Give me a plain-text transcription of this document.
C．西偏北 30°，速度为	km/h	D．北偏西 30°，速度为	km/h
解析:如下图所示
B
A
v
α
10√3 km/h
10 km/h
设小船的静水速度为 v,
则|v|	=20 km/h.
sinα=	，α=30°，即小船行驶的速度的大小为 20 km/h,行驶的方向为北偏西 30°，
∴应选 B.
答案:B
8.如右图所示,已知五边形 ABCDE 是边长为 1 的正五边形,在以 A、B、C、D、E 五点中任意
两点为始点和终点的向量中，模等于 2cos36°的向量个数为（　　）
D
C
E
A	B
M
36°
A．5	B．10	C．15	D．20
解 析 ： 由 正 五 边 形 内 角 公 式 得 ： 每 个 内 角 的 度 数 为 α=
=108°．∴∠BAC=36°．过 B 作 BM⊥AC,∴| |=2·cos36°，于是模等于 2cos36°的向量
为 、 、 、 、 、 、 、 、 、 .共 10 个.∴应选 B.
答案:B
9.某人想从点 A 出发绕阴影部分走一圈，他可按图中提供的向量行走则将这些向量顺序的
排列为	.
------
• **Exercise aim**
Please reproduce all of the entries exactly as they stand.

• **The answer**
Give me a plain-text transcription of this document.
C．西偏北 30°，速度为	km/h	D．北偏西 30°，速度为	km/h
解析:如下图所示
B
A
v
α
10√3 km/h
10 km/h
设小船的静水速度为 v,
则|v|	=20 km/h.
sinα=	，α=30°，即小船行驶的速度的大小为 20 km/h,行驶的方向为北偏西 30°，
∴应选 B.
答案:B
8.如右图所示,已知五边形 ABCDE 是边长为 1 的正五边形,在以 A、B、C、D、E 五点中任意
两点为始点和终点的向量中，模等于 2cos36°的向量个数为（　　）
D
C
E
A	B
M
36°
A．5	B．10	C．15	D．20
解 析 ： 由 正 五 边 形 内 角 公 式 得 ： 每 个 内 角 的 度 数 为 α=
=108°．∴∠BAC=36°．过 B 作 BM⊥AC,∴| |=2·cos36°，于是模等于 2cos36°的向量
为 、 、 、 、 、 、 、 、 、 .共 10 个.∴应选 B.
答案:B
9.某人想从点 A 出发绕阴影部分走一圈，他可按图中提供的向量行走则将这些向量顺序的
排列为	.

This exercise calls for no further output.